» **Collection entries**:
********************
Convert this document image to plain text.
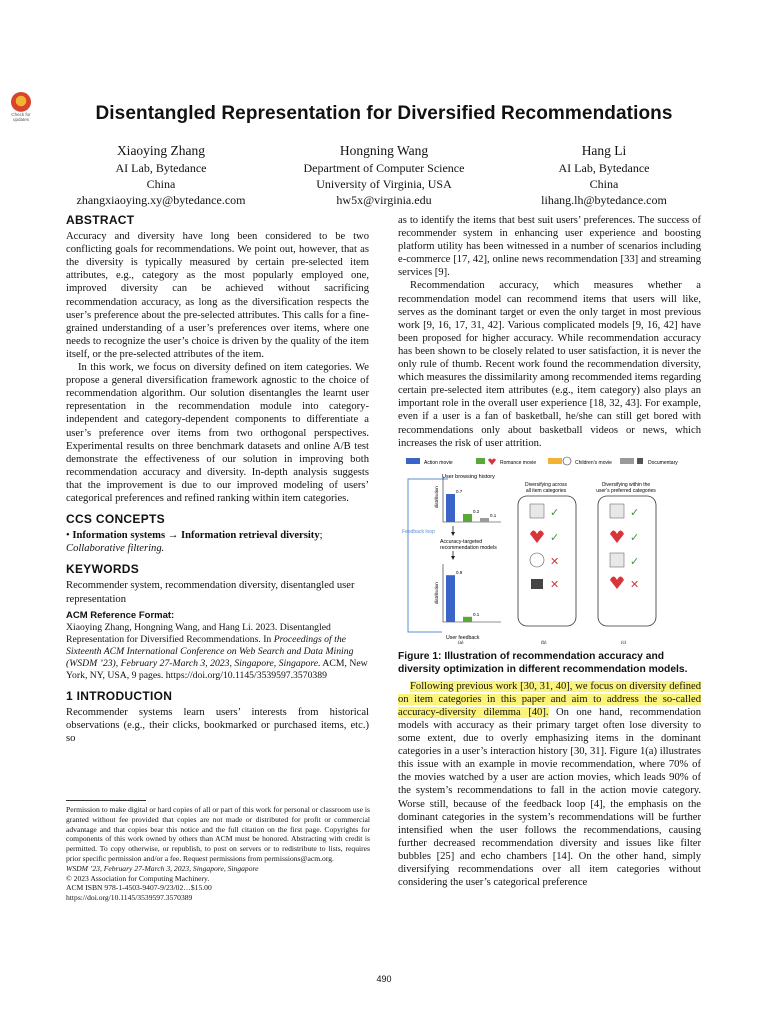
Check for
updates	Disentangled Representation for Diversified Recommendations
Xiaoying Zhang
AI Lab, Bytedance
China
zhangxiaoying.xy@bytedance.com
Hongning Wang
Department of Computer Science
University of Virginia, USA
hw5x@virginia.edu
Hang Li
AI Lab, Bytedance
China
lihang.lh@bytedance.com
ABSTRACT

Accuracy and diversity have long been considered to be two conflicting goals for recommendations. We point out, however, that as the diversity is typically measured by certain pre-selected item attributes, e.g., category as the most popularly employed one, improved diversity can be achieved without sacrificing recommendation accuracy, as long as the diversification respects the user’s preference about the pre-selected attributes. This calls for a fine-grained understanding of a user’s preferences over items, where one needs to recognize the user’s choice is driven by the quality of the item itself, or the pre-selected attributes of the item.

In this work, we focus on diversity defined on item categories. We propose a general diversification framework agnostic to the choice of recommendation algorithm. Our solution disentangles the learnt user representation in the recommendation module into category-independent and category-dependent components to differentiate a user’s preference over items from two orthogonal perspectives. Experimental results on three benchmark datasets and online A/B test demonstrate the effectiveness of our solution in improving both recommendation accuracy and diversity. In-depth analysis suggests that the improvement is due to our improved modeling of users’ categorical preferences and refined ranking within item categories.

CCS CONCEPTS

• Information systems → Information retrieval diversity; Collaborative filtering.

KEYWORDS

Recommender system, recommendation diversity, disentangled user representation

ACM Reference Format:

Xiaoying Zhang, Hongning Wang, and Hang Li. 2023. Disentangled Representation for Diversified Recommendations. In Proceedings of the Sixteenth ACM International Conference on Web Search and Data Mining (WSDM ’23), February 27-March 3, 2023, Singapore, Singapore. ACM, New York, NY, USA, 9 pages. https://doi.org/10.1145/3539597.3570389

1 INTRODUCTION

Recommender systems learn users’ interests from historical observations (e.g., their clicks, bookmarked or purchased items, etc.) so

Permission to make digital or hard copies of all or part of this work for personal or classroom use is granted without fee provided that copies are not made or distributed for profit or commercial advantage and that copies bear this notice and the full citation on the first page. Copyrights for components of this work owned by others than ACM must be honored. Abstracting with credit is permitted. To copy otherwise, or republish, to post on servers or to redistribute to lists, requires prior specific permission and/or a fee. Request permissions from permissions@acm.org.
WSDM ’23, February 27-March 3, 2023, Singapore, Singapore
© 2023 Association for Computing Machinery.
ACM ISBN 978-1-4503-9407-9/23/02…$15.00
https://doi.org/10.1145/3539597.3570389

as to identify the items that best suit users’ preferences. The success of recommender system in enhancing user experience and boosting platform utility has been witnessed in a number of scenarios including e-commerce [17, 42], online news recommendation [33] and streaming services [9].

Recommendation accuracy, which measures whether a recommendation model can recommend items that users will like, serves as the dominant target or even the only target in most previous work [9, 16, 17, 31, 42]. Various complicated models [9, 16, 42] have been proposed for higher accuracy. While recommendation accuracy has been shown to be closely related to user satisfaction, it is never the only rule of thumb. Recent work found the recommendation diversity, which measures the dissimilarity among recommended items regarding certain pre-selected item attributes (e.g., item category) also plays an important role in the overall user experience [18, 32, 43]. For example, even if a user is a fan of basketball, he/she can still get bored with recommendations only about basketball videos or news, which increases the risk of user attrition.

Action movie	Romance movie	Children’s movie	Documentary
Feedback loop
User browsing history
0.7
0.2
0.1
distribution
Accuracy-targeted
recommendation models
0.9
0.1
distribution
User feedback
Diversifying across
all item categories
Diversifying within the
user’s preferred categories
✓
✓
✕
✕
✓
✓
✓
✕
(a)	(b)	(c)
Figure 1: Illustration of recommendation accuracy and diversity optimization in different recommendation models.

Following previous work [30, 31, 40], we focus on diversity defined on item categories in this paper and aim to address the so-called accuracy-diversity dilemma [40]. On one hand, recommendation models with accuracy as their primary target often lose diversity to some extent, due to overly emphasizing items in the dominant categories in a user’s interaction history [30, 31]. Figure 1(a) illustrates this issue with an example in movie recommendation, where 70% of the movies watched by a user are action movies, which leads 90% of the system’s recommendations to fall in the action movie category. Worse still, because of the feedback loop [4], the emphasis on the dominant categories in the system’s recommendations will be further intensified when the user follows the recommendations, causing further decreased recommendation diversity and issues like filter bubbles [25] and echo chambers [14]. On the other hand, simply diversifying recommendations over all item categories without considering the user’s categorical preference

490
********************
» **What is required**:
Leave the images out, please, and restate each line word for word.

» **Answer to the task**:
Convert this document image to plain text.
Check for
updates	Disentangled Representation for Diversified Recommendations
Xiaoying Zhang
AI Lab, Bytedance
China
zhangxiaoying.xy@bytedance.com
Hongning Wang
Department of Computer Science
University of Virginia, USA
hw5x@virginia.edu
Hang Li
AI Lab, Bytedance
China
lihang.lh@bytedance.com
ABSTRACT

Accuracy and diversity have long been considered to be two conflicting goals for recommendations. We point out, however, that as the diversity is typically measured by certain pre-selected item attributes, e.g., category as the most popularly employed one, improved diversity can be achieved without sacrificing recommendation accuracy, as long as the diversification respects the user’s preference about the pre-selected attributes. This calls for a fine-grained understanding of a user’s preferences over items, where one needs to recognize the user’s choice is driven by the quality of the item itself, or the pre-selected attributes of the item.

In this work, we focus on diversity defined on item categories. We propose a general diversification framework agnostic to the choice of recommendation algorithm. Our solution disentangles the learnt user representation in the recommendation module into category-independent and category-dependent components to differentiate a user’s preference over items from two orthogonal perspectives. Experimental results on three benchmark datasets and online A/B test demonstrate the effectiveness of our solution in improving both recommendation accuracy and diversity. In-depth analysis suggests that the improvement is due to our improved modeling of users’ categorical preferences and refined ranking within item categories.

CCS CONCEPTS

• Information systems → Information retrieval diversity; Collaborative filtering.

KEYWORDS

Recommender system, recommendation diversity, disentangled user representation

ACM Reference Format:

Xiaoying Zhang, Hongning Wang, and Hang Li. 2023. Disentangled Representation for Diversified Recommendations. In Proceedings of the Sixteenth ACM International Conference on Web Search and Data Mining (WSDM ’23), February 27-March 3, 2023, Singapore, Singapore. ACM, New York, NY, USA, 9 pages. https://doi.org/10.1145/3539597.3570389

1 INTRODUCTION

Recommender systems learn users’ interests from historical observations (e.g., their clicks, bookmarked or purchased items, etc.) so

Permission to make digital or hard copies of all or part of this work for personal or classroom use is granted without fee provided that copies are not made or distributed for profit or commercial advantage and that copies bear this notice and the full citation on the first page. Copyrights for components of this work owned by others than ACM must be honored. Abstracting with credit is permitted. To copy otherwise, or republish, to post on servers or to redistribute to lists, requires prior specific permission and/or a fee. Request permissions from permissions@acm.org.
WSDM ’23, February 27-March 3, 2023, Singapore, Singapore
© 2023 Association for Computing Machinery.
ACM ISBN 978-1-4503-9407-9/23/02…$15.00
https://doi.org/10.1145/3539597.3570389

as to identify the items that best suit users’ preferences. The success of recommender system in enhancing user experience and boosting platform utility has been witnessed in a number of scenarios including e-commerce [17, 42], online news recommendation [33] and streaming services [9].

Recommendation accuracy, which measures whether a recommendation model can recommend items that users will like, serves as the dominant target or even the only target in most previous work [9, 16, 17, 31, 42]. Various complicated models [9, 16, 42] have been proposed for higher accuracy. While recommendation accuracy has been shown to be closely related to user satisfaction, it is never the only rule of thumb. Recent work found the recommendation diversity, which measures the dissimilarity among recommended items regarding certain pre-selected item attributes (e.g., item category) also plays an important role in the overall user experience [18, 32, 43]. For example, even if a user is a fan of basketball, he/she can still get bored with recommendations only about basketball videos or news, which increases the risk of user attrition.

Action movie	Romance movie	Children’s movie	Documentary
Feedback loop
User browsing history
0.7
0.2
0.1
distribution
Accuracy-targeted
recommendation models
0.9
0.1
distribution
User feedback
Diversifying across
all item categories
Diversifying within the
user’s preferred categories
✓
✓
✕
✕
✓
✓
✓
✕
(a)	(b)	(c)
Figure 1: Illustration of recommendation accuracy and diversity optimization in different recommendation models.

Following previous work [30, 31, 40], we focus on diversity defined on item categories in this paper and aim to address the so-called accuracy-diversity dilemma [40]. On one hand, recommendation models with accuracy as their primary target often lose diversity to some extent, due to overly emphasizing items in the dominant categories in a user’s interaction history [30, 31]. Figure 1(a) illustrates this issue with an example in movie recommendation, where 70% of the movies watched by a user are action movies, which leads 90% of the system’s recommendations to fall in the action movie category. Worse still, because of the feedback loop [4], the emphasis on the dominant categories in the system’s recommendations will be further intensified when the user follows the recommendations, causing further decreased recommendation diversity and issues like filter bubbles [25] and echo chambers [14]. On the other hand, simply diversifying recommendations over all item categories without considering the user’s categorical preference

490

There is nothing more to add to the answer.